━━━ Data supplied

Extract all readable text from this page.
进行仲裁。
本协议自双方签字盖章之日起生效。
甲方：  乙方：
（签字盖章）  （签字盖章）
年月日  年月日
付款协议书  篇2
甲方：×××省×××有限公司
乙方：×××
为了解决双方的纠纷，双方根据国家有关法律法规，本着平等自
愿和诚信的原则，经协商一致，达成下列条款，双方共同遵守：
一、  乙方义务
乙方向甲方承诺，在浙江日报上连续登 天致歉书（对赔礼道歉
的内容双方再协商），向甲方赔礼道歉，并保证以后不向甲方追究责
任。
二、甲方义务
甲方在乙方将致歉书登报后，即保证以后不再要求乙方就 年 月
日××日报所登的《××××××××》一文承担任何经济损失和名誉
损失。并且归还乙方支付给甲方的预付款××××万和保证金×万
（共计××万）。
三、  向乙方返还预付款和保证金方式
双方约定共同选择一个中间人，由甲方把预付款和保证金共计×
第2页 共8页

━━━━━━
━━━ Data supplied

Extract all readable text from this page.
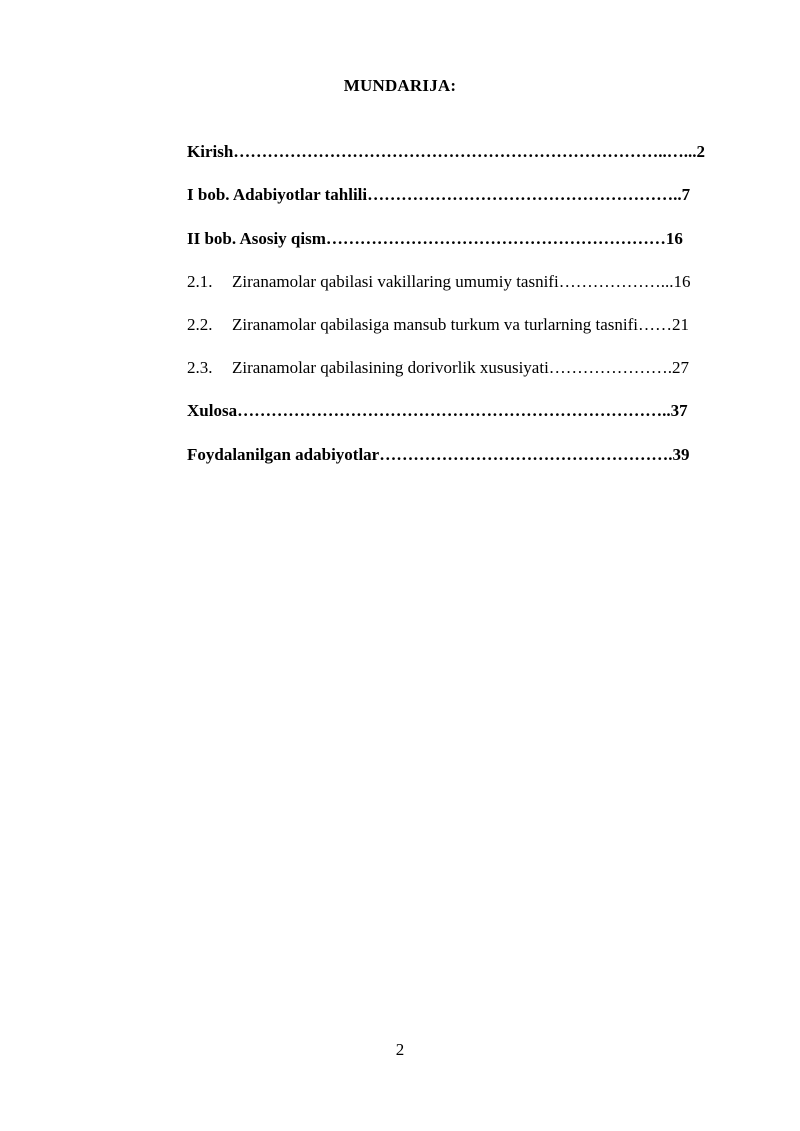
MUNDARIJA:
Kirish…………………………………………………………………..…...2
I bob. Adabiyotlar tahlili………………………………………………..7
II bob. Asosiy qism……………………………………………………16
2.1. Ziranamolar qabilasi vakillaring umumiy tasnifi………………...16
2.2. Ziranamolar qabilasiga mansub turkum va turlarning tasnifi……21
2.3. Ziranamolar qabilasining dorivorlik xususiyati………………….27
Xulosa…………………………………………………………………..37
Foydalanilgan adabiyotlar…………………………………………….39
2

━━━━━━

▶ **Your objective**: Whichever lines contain the string "Ziranamolar", select and copy them.

▶ **Solution below**:
2.1. Ziranamolar qabilasi vakillaring umumiy tasnifi………………...16
2.2. Ziranamolar qabilasiga mansub turkum va turlarning tasnifi……21
2.3. Ziranamolar qabilasining dorivorlik xususiyati………………….27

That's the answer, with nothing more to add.